▶ _SUPPLIED MATERIAL_
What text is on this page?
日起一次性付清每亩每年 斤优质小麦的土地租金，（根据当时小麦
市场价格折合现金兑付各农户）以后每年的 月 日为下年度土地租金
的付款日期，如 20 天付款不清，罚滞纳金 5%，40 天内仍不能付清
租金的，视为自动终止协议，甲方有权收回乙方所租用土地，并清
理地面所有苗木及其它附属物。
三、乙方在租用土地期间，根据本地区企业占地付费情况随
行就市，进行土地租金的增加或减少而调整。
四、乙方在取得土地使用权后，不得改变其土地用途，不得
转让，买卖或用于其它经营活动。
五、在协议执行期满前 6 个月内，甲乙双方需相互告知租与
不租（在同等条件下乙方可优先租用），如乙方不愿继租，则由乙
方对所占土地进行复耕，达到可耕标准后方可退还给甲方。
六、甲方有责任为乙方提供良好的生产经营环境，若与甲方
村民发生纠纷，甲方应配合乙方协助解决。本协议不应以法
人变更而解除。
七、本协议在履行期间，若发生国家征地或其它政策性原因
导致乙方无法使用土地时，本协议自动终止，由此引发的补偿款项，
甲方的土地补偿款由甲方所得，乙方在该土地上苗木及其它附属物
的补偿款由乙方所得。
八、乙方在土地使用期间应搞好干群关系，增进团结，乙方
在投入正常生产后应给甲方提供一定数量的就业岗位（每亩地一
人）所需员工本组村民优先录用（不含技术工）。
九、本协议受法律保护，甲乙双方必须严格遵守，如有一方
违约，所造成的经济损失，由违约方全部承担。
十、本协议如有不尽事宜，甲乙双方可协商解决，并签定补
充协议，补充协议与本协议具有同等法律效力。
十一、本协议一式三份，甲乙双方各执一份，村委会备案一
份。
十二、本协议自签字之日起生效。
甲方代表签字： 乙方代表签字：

* * *

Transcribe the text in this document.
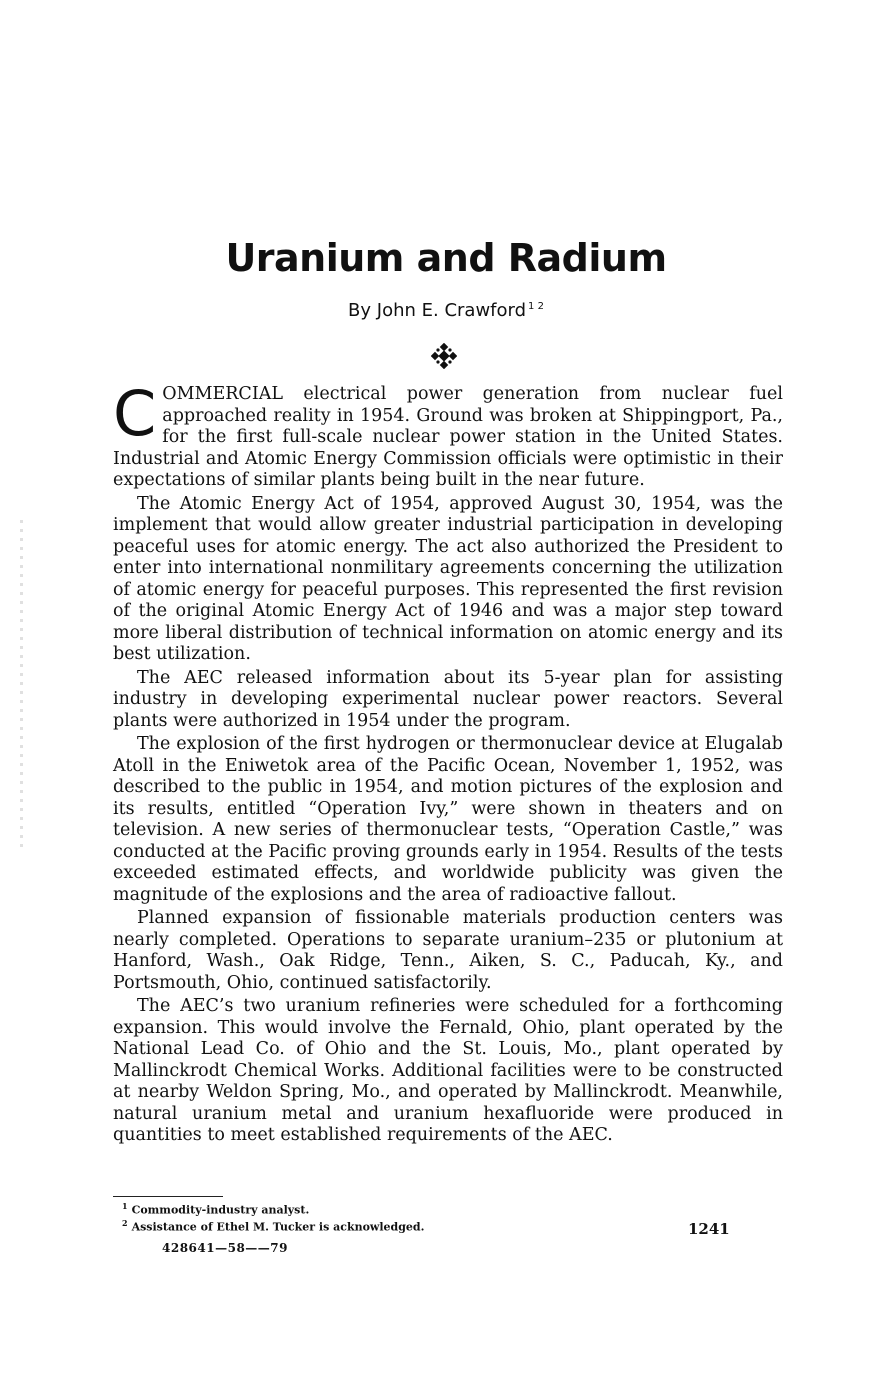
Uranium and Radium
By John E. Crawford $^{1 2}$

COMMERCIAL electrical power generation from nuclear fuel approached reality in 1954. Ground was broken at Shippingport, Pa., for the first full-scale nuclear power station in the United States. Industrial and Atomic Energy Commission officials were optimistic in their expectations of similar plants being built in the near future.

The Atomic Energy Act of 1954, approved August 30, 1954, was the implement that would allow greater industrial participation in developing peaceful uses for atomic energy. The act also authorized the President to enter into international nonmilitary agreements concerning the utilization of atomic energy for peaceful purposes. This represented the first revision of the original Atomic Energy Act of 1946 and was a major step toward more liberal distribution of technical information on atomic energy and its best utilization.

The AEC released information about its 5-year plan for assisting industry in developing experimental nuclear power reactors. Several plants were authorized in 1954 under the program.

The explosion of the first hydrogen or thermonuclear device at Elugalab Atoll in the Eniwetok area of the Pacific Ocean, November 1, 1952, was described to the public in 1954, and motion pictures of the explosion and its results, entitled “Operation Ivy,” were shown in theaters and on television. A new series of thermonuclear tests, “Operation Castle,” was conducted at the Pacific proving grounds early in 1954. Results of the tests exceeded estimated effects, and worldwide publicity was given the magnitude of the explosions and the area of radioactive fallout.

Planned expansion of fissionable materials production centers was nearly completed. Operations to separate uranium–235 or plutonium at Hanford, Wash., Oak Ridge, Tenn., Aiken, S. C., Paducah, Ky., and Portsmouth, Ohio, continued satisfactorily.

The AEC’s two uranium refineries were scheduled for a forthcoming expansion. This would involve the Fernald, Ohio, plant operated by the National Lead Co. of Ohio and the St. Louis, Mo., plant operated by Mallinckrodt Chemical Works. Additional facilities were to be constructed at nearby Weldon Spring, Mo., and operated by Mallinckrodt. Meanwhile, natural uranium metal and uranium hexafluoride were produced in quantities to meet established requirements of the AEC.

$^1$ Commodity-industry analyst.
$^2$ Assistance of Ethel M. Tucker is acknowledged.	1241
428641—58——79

▶ _DO THIS_
Only the number is wanted: how many lines above include the word "industry"?

▶ _RESULT_
2